## [WRITTEN TASK]
Go through the entries and count the lines with the string "Ozone" in them. Give only that number.

## [DATA SUPPLIED]
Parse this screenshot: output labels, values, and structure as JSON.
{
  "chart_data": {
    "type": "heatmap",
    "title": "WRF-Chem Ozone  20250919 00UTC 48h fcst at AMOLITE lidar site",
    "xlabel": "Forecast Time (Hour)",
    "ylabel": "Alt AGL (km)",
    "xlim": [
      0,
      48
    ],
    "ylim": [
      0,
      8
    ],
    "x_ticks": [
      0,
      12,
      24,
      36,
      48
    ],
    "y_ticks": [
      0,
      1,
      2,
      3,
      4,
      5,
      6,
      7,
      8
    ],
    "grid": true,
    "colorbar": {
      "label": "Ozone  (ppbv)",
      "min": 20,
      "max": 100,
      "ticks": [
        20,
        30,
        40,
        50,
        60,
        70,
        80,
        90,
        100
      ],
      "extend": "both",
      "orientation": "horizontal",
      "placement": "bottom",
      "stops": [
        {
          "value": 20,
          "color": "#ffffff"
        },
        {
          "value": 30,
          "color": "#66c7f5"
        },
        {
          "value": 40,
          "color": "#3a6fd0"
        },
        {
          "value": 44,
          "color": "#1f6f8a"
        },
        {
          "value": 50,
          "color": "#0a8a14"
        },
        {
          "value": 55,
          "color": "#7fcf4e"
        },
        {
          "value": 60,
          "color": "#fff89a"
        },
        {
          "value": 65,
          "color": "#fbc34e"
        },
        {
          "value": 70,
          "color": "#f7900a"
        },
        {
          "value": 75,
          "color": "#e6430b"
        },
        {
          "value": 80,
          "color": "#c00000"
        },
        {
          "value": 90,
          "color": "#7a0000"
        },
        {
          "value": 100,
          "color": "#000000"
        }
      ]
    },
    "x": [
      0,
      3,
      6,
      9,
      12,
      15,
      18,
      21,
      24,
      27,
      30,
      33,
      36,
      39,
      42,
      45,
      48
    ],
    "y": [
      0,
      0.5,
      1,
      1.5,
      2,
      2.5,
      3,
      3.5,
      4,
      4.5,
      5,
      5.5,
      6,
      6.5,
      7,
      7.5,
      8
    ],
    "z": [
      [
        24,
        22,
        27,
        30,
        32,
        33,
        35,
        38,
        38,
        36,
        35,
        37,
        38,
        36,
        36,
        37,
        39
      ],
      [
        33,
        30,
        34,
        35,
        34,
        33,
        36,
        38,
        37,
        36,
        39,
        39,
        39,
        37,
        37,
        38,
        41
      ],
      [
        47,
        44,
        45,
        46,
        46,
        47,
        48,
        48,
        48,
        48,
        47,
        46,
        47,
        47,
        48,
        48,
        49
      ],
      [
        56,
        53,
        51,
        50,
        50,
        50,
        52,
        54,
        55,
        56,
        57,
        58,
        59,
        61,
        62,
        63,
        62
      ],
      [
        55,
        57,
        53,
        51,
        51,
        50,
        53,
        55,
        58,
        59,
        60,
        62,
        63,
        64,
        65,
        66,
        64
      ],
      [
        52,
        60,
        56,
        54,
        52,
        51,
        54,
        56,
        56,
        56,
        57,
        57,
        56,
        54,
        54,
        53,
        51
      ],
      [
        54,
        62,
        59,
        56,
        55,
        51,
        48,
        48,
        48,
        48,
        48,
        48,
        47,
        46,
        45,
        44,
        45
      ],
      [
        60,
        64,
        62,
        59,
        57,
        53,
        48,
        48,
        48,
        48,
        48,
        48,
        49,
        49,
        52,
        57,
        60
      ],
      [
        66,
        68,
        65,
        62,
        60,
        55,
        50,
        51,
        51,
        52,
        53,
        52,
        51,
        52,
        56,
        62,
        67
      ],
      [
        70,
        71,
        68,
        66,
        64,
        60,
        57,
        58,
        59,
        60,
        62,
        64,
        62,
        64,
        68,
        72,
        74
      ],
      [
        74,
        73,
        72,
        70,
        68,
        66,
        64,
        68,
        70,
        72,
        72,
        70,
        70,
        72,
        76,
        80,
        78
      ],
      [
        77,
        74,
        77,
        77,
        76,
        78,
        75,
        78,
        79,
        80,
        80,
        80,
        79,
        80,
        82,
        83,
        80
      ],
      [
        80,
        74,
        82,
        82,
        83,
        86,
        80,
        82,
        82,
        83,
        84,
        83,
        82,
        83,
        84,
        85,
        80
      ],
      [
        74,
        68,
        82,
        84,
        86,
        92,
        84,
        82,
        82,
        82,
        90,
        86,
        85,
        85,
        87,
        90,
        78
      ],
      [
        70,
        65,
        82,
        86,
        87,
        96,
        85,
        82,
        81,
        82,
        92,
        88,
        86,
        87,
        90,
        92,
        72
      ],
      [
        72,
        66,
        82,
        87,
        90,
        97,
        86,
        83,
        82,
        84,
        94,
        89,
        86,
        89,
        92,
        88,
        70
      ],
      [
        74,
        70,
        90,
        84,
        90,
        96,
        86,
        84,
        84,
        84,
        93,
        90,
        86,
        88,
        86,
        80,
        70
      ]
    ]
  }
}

## [SOLVED PROBLEM]
2